» What is required: Type out the material below exactly.

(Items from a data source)
◇ ◇ ◇ ◇

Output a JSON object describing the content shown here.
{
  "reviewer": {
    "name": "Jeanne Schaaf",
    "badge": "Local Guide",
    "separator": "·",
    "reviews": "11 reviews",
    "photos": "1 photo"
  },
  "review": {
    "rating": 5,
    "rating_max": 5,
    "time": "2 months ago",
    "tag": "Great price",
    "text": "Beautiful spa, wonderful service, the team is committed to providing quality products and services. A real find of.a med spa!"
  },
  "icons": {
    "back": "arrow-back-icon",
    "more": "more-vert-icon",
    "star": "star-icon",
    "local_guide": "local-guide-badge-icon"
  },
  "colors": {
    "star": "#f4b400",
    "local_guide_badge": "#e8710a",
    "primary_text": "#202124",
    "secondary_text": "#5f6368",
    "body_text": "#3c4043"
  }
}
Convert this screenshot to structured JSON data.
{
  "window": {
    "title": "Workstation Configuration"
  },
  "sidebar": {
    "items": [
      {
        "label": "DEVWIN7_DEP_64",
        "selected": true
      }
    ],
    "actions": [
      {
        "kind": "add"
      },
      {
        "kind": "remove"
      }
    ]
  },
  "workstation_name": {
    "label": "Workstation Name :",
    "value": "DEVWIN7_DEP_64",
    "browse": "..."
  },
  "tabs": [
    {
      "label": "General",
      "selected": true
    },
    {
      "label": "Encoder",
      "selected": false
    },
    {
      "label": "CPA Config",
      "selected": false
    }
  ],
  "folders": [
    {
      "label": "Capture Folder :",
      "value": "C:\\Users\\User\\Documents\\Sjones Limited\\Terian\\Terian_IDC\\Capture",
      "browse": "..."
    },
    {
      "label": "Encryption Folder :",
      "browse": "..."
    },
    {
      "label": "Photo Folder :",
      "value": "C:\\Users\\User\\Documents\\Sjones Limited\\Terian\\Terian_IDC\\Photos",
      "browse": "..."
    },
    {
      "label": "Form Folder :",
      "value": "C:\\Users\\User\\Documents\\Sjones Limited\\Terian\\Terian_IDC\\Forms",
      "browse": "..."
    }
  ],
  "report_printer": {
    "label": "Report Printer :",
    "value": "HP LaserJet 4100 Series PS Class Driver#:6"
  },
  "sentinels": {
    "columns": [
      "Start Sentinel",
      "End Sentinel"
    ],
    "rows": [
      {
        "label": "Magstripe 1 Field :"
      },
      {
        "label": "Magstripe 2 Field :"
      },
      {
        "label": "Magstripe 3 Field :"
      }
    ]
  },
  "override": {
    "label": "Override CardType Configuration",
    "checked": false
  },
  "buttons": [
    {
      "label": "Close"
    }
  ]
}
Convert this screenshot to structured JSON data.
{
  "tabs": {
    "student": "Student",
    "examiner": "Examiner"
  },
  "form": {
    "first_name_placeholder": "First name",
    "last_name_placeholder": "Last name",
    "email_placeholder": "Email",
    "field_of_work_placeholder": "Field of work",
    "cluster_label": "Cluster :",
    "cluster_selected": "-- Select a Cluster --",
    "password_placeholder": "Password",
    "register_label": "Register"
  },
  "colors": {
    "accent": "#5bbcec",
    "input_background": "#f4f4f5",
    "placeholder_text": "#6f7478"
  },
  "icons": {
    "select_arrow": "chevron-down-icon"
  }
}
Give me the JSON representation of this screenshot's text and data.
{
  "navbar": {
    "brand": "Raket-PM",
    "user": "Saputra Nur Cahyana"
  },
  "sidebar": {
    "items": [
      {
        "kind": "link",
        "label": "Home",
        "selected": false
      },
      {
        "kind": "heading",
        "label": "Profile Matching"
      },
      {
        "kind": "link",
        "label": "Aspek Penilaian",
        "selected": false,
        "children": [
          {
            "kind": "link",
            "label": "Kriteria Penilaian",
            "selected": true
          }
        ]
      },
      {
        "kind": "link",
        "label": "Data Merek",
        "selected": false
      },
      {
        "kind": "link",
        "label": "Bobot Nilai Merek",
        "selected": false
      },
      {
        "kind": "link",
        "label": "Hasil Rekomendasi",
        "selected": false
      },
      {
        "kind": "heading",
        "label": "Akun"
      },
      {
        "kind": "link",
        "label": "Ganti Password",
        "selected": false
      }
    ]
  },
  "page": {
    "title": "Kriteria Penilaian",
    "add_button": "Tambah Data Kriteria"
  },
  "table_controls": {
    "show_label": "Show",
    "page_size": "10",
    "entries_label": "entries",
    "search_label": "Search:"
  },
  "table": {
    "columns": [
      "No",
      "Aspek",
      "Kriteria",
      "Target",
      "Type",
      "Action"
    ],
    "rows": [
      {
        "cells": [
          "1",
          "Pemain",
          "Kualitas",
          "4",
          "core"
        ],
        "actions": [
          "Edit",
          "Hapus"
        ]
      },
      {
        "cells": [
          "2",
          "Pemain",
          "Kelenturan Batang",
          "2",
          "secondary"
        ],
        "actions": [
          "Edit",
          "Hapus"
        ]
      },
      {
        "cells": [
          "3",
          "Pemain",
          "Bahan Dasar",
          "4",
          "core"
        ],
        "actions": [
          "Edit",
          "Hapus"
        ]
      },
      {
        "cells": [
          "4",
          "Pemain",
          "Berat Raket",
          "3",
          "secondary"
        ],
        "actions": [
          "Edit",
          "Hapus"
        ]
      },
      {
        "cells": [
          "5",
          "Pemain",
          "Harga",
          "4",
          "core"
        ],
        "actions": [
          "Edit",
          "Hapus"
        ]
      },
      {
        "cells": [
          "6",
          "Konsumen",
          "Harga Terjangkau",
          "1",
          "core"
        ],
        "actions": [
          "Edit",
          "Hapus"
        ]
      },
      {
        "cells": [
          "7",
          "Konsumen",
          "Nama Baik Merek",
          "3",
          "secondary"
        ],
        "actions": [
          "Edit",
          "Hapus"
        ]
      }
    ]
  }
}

◇ ◇ ◇ ◇

» Written answer:
Output a JSON object describing the content shown here.
{
  "reviewer": {
    "name": "Jeanne Schaaf",
    "badge": "Local Guide",
    "separator": "·",
    "reviews": "11 reviews",
    "photos": "1 photo"
  },
  "review": {
    "rating": 5,
    "rating_max": 5,
    "time": "2 months ago",
    "tag": "Great price",
    "text": "Beautiful spa, wonderful service, the team is committed to providing quality products and services. A real find of.a med spa!"
  },
  "icons": {
    "back": "arrow-back-icon",
    "more": "more-vert-icon",
    "star": "star-icon",
    "local_guide": "local-guide-badge-icon"
  },
  "colors": {
    "star": "#f4b400",
    "local_guide_badge": "#e8710a",
    "primary_text": "#202124",
    "secondary_text": "#5f6368",
    "body_text": "#3c4043"
  }
}
Convert this screenshot to structured JSON data.
{
  "window": {
    "title": "Workstation Configuration"
  },
  "sidebar": {
    "items": [
      {
        "label": "DEVWIN7_DEP_64",
        "selected": true
      }
    ],
    "actions": [
      {
        "kind": "add"
      },
      {
        "kind": "remove"
      }
    ]
  },
  "workstation_name": {
    "label": "Workstation Name :",
    "value": "DEVWIN7_DEP_64",
    "browse": "..."
  },
  "tabs": [
    {
      "label": "General",
      "selected": true
    },
    {
      "label": "Encoder",
      "selected": false
    },
    {
      "label": "CPA Config",
      "selected": false
    }
  ],
  "folders": [
    {
      "label": "Capture Folder :",
      "value": "C:\\Users\\User\\Documents\\Sjones Limited\\Terian\\Terian_IDC\\Capture",
      "browse": "..."
    },
    {
      "label": "Encryption Folder :",
      "browse": "..."
    },
    {
      "label": "Photo Folder :",
      "value": "C:\\Users\\User\\Documents\\Sjones Limited\\Terian\\Terian_IDC\\Photos",
      "browse": "..."
    },
    {
      "label": "Form Folder :",
      "value": "C:\\Users\\User\\Documents\\Sjones Limited\\Terian\\Terian_IDC\\Forms",
      "browse": "..."
    }
  ],
  "report_printer": {
    "label": "Report Printer :",
    "value": "HP LaserJet 4100 Series PS Class Driver#:6"
  },
  "sentinels": {
    "columns": [
      "Start Sentinel",
      "End Sentinel"
    ],
    "rows": [
      {
        "label": "Magstripe 1 Field :"
      },
      {
        "label": "Magstripe 2 Field :"
      },
      {
        "label": "Magstripe 3 Field :"
      }
    ]
  },
  "override": {
    "label": "Override CardType Configuration",
    "checked": false
  },
  "buttons": [
    {
      "label": "Close"
    }
  ]
}
Convert this screenshot to structured JSON data.
{
  "tabs": {
    "student": "Student",
    "examiner": "Examiner"
  },
  "form": {
    "first_name_placeholder": "First name",
    "last_name_placeholder": "Last name",
    "email_placeholder": "Email",
    "field_of_work_placeholder": "Field of work",
    "cluster_label": "Cluster :",
    "cluster_selected": "-- Select a Cluster --",
    "password_placeholder": "Password",
    "register_label": "Register"
  },
  "colors": {
    "accent": "#5bbcec",
    "input_background": "#f4f4f5",
    "placeholder_text": "#6f7478"
  },
  "icons": {
    "select_arrow": "chevron-down-icon"
  }
}
Give me the JSON representation of this screenshot's text and data.
{
  "navbar": {
    "brand": "Raket-PM",
    "user": "Saputra Nur Cahyana"
  },
  "sidebar": {
    "items": [
      {
        "kind": "link",
        "label": "Home",
        "selected": false
      },
      {
        "kind": "heading",
        "label": "Profile Matching"
      },
      {
        "kind": "link",
        "label": "Aspek Penilaian",
        "selected": false,
        "children": [
          {
            "kind": "link",
            "label": "Kriteria Penilaian",
            "selected": true
          }
        ]
      },
      {
        "kind": "link",
        "label": "Data Merek",
        "selected": false
      },
      {
        "kind": "link",
        "label": "Bobot Nilai Merek",
        "selected": false
      },
      {
        "kind": "link",
        "label": "Hasil Rekomendasi",
        "selected": false
      },
      {
        "kind": "heading",
        "label": "Akun"
      },
      {
        "kind": "link",
        "label": "Ganti Password",
        "selected": false
      }
    ]
  },
  "page": {
    "title": "Kriteria Penilaian",
    "add_button": "Tambah Data Kriteria"
  },
  "table_controls": {
    "show_label": "Show",
    "page_size": "10",
    "entries_label": "entries",
    "search_label": "Search:"
  },
  "table": {
    "columns": [
      "No",
      "Aspek",
      "Kriteria",
      "Target",
      "Type",
      "Action"
    ],
    "rows": [
      {
        "cells": [
          "1",
          "Pemain",
          "Kualitas",
          "4",
          "core"
        ],
        "actions": [
          "Edit",
          "Hapus"
        ]
      },
      {
        "cells": [
          "2",
          "Pemain",
          "Kelenturan Batang",
          "2",
          "secondary"
        ],
        "actions": [
          "Edit",
          "Hapus"
        ]
      },
      {
        "cells": [
          "3",
          "Pemain",
          "Bahan Dasar",
          "4",
          "core"
        ],
        "actions": [
          "Edit",
          "Hapus"
        ]
      },
      {
        "cells": [
          "4",
          "Pemain",
          "Berat Raket",
          "3",
          "secondary"
        ],
        "actions": [
          "Edit",
          "Hapus"
        ]
      },
      {
        "cells": [
          "5",
          "Pemain",
          "Harga",
          "4",
          "core"
        ],
        "actions": [
          "Edit",
          "Hapus"
        ]
      },
      {
        "cells": [
          "6",
          "Konsumen",
          "Harga Terjangkau",
          "1",
          "core"
        ],
        "actions": [
          "Edit",
          "Hapus"
        ]
      },
      {
        "cells": [
          "7",
          "Konsumen",
          "Nama Baik Merek",
          "3",
          "secondary"
        ],
        "actions": [
          "Edit",
          "Hapus"
        ]
      }
    ]
  }
}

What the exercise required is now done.